● Problem to work on: Your task is to copy each line that has the word "ylabel".

● Items:
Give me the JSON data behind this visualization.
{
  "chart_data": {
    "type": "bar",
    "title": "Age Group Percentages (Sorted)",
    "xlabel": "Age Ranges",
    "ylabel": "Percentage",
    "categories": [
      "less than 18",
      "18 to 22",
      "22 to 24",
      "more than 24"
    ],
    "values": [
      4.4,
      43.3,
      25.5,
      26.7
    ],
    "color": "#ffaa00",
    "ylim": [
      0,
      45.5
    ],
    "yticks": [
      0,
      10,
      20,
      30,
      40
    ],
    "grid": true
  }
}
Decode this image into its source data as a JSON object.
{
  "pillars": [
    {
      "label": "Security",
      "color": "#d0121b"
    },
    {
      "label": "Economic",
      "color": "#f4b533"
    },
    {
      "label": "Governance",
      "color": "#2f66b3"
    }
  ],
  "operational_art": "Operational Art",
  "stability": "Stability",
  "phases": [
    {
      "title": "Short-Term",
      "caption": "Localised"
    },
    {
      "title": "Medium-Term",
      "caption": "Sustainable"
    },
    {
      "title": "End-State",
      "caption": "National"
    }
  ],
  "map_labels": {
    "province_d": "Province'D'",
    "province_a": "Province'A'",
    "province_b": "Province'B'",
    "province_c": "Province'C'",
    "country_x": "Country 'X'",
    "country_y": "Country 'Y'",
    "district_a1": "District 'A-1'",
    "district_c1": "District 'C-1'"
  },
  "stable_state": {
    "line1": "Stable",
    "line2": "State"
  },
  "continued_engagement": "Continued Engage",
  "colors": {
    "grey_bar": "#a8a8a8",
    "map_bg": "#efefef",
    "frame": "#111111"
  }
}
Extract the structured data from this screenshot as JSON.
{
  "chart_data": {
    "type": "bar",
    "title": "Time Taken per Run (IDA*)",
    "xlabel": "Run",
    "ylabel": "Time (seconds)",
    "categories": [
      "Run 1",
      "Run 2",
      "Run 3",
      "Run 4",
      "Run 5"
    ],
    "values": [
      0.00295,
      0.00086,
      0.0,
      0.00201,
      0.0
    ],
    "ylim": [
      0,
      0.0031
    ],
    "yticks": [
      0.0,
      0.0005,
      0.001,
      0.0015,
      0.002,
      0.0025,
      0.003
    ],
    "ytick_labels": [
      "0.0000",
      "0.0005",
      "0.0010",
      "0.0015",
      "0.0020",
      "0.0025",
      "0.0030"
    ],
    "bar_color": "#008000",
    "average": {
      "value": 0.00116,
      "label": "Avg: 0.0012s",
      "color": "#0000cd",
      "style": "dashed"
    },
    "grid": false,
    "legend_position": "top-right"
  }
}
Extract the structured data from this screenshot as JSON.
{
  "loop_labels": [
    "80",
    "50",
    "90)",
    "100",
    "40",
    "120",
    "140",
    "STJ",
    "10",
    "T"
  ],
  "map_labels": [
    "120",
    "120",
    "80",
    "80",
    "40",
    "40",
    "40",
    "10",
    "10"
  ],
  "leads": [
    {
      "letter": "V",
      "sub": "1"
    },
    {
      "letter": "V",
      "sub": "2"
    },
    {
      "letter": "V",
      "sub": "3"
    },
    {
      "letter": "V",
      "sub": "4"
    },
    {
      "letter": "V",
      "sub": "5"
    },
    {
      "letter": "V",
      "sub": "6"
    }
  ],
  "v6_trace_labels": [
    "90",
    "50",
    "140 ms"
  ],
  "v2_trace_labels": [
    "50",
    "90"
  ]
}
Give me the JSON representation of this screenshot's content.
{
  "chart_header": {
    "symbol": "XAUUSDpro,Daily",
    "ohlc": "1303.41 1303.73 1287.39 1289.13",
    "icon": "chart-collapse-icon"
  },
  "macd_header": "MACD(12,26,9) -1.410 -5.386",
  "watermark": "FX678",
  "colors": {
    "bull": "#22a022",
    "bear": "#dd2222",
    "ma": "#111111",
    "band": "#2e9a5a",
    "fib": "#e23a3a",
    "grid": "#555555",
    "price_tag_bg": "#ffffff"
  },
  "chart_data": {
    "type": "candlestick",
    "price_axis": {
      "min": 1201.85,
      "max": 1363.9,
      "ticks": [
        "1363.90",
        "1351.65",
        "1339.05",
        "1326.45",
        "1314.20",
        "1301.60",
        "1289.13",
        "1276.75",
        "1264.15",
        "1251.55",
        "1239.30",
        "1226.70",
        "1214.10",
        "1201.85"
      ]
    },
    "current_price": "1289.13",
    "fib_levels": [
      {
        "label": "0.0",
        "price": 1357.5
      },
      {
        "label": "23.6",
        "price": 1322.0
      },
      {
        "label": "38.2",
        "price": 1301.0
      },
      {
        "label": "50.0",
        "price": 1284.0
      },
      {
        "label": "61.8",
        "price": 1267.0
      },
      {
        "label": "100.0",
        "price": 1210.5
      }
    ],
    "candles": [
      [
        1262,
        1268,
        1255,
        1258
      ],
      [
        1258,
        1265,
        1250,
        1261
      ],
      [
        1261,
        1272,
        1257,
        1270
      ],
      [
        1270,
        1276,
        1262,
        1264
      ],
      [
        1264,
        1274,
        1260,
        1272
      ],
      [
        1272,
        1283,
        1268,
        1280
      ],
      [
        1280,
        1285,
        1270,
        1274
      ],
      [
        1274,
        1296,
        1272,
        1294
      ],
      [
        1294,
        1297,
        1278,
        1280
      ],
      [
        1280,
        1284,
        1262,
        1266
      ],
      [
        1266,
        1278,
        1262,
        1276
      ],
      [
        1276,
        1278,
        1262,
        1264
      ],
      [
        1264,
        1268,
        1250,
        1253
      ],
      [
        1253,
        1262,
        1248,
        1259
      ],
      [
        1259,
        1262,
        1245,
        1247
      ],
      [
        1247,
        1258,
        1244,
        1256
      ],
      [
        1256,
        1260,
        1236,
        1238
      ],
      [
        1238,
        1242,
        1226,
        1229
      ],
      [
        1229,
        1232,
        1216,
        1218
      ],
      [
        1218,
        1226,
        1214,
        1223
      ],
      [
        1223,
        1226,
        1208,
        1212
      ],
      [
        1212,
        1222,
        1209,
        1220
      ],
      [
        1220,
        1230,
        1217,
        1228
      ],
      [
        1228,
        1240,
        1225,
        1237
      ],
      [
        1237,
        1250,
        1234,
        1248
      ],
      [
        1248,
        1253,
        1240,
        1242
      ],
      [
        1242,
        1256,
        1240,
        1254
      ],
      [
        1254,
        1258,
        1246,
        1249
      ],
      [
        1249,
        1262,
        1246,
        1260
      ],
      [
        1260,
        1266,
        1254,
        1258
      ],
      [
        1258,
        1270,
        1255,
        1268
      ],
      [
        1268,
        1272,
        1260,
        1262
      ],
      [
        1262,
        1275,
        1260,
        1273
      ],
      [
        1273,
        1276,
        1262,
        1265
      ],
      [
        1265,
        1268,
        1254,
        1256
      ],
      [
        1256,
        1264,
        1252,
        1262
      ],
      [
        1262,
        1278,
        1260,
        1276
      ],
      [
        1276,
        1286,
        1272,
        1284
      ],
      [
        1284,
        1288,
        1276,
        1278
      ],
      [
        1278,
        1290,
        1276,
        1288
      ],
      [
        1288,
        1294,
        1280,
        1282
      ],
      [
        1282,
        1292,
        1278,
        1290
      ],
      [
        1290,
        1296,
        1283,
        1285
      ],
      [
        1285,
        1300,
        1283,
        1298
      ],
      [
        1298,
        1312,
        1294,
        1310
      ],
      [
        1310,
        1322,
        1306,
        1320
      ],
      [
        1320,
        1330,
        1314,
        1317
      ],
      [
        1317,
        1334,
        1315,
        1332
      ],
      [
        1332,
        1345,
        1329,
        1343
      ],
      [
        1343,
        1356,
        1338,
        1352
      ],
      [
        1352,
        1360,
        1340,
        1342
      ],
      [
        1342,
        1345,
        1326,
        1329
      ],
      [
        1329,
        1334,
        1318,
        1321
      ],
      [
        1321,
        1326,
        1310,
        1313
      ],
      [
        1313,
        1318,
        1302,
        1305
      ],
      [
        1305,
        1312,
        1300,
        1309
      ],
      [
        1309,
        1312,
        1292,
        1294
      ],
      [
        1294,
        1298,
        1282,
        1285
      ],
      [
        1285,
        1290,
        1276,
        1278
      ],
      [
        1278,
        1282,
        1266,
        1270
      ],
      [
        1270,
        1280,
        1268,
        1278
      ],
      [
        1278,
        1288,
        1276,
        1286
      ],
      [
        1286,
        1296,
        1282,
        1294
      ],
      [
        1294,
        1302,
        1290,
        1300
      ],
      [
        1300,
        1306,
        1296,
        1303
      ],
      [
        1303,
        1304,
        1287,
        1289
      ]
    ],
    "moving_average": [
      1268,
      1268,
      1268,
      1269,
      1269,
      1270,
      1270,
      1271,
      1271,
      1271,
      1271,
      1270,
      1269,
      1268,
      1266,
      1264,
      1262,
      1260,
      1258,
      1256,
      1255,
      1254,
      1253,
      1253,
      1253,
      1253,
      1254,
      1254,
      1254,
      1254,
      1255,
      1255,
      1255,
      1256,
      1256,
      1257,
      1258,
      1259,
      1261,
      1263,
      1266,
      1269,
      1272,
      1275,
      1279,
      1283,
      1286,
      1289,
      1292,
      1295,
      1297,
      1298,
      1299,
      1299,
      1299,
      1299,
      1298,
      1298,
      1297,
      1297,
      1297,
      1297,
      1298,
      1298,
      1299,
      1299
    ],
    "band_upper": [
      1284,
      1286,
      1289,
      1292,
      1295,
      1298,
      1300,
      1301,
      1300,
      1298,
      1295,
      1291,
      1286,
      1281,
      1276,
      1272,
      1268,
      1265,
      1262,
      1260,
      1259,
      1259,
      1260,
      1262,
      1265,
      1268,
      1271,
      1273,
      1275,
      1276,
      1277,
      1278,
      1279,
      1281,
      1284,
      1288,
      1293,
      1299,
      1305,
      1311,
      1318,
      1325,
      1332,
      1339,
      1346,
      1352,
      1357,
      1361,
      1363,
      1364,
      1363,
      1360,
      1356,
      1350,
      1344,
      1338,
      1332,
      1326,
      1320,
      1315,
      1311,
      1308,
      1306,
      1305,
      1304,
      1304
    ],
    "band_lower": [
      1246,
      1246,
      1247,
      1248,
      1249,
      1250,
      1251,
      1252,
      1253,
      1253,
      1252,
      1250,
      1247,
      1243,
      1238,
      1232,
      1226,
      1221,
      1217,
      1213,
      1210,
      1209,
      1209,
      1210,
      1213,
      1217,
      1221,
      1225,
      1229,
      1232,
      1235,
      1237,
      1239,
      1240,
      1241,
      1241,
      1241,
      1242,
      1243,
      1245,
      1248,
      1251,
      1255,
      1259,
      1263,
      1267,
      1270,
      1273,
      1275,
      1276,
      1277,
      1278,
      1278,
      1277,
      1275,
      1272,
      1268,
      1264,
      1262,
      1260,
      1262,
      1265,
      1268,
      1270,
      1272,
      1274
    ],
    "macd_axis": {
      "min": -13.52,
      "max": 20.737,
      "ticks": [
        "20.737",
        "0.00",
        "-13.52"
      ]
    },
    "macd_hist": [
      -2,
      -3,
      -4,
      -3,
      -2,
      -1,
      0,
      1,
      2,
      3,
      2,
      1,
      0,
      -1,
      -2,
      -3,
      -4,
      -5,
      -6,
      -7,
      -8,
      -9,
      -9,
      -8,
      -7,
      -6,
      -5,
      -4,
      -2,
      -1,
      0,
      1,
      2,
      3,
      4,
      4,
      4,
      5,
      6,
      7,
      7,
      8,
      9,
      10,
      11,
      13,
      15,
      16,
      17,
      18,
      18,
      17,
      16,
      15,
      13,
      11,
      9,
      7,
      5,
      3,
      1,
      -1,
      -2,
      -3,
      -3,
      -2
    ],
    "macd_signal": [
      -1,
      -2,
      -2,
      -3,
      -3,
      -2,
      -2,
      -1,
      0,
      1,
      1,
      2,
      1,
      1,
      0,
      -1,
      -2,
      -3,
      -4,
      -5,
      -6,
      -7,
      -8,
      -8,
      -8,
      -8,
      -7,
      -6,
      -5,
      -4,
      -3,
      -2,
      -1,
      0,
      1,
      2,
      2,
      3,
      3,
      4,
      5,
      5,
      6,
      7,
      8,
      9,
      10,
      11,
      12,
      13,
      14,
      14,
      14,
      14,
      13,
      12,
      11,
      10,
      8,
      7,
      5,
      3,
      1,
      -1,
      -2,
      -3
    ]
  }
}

● Result of this task:
    "ylabel": "Percentage",
    "ylabel": "Time (seconds)",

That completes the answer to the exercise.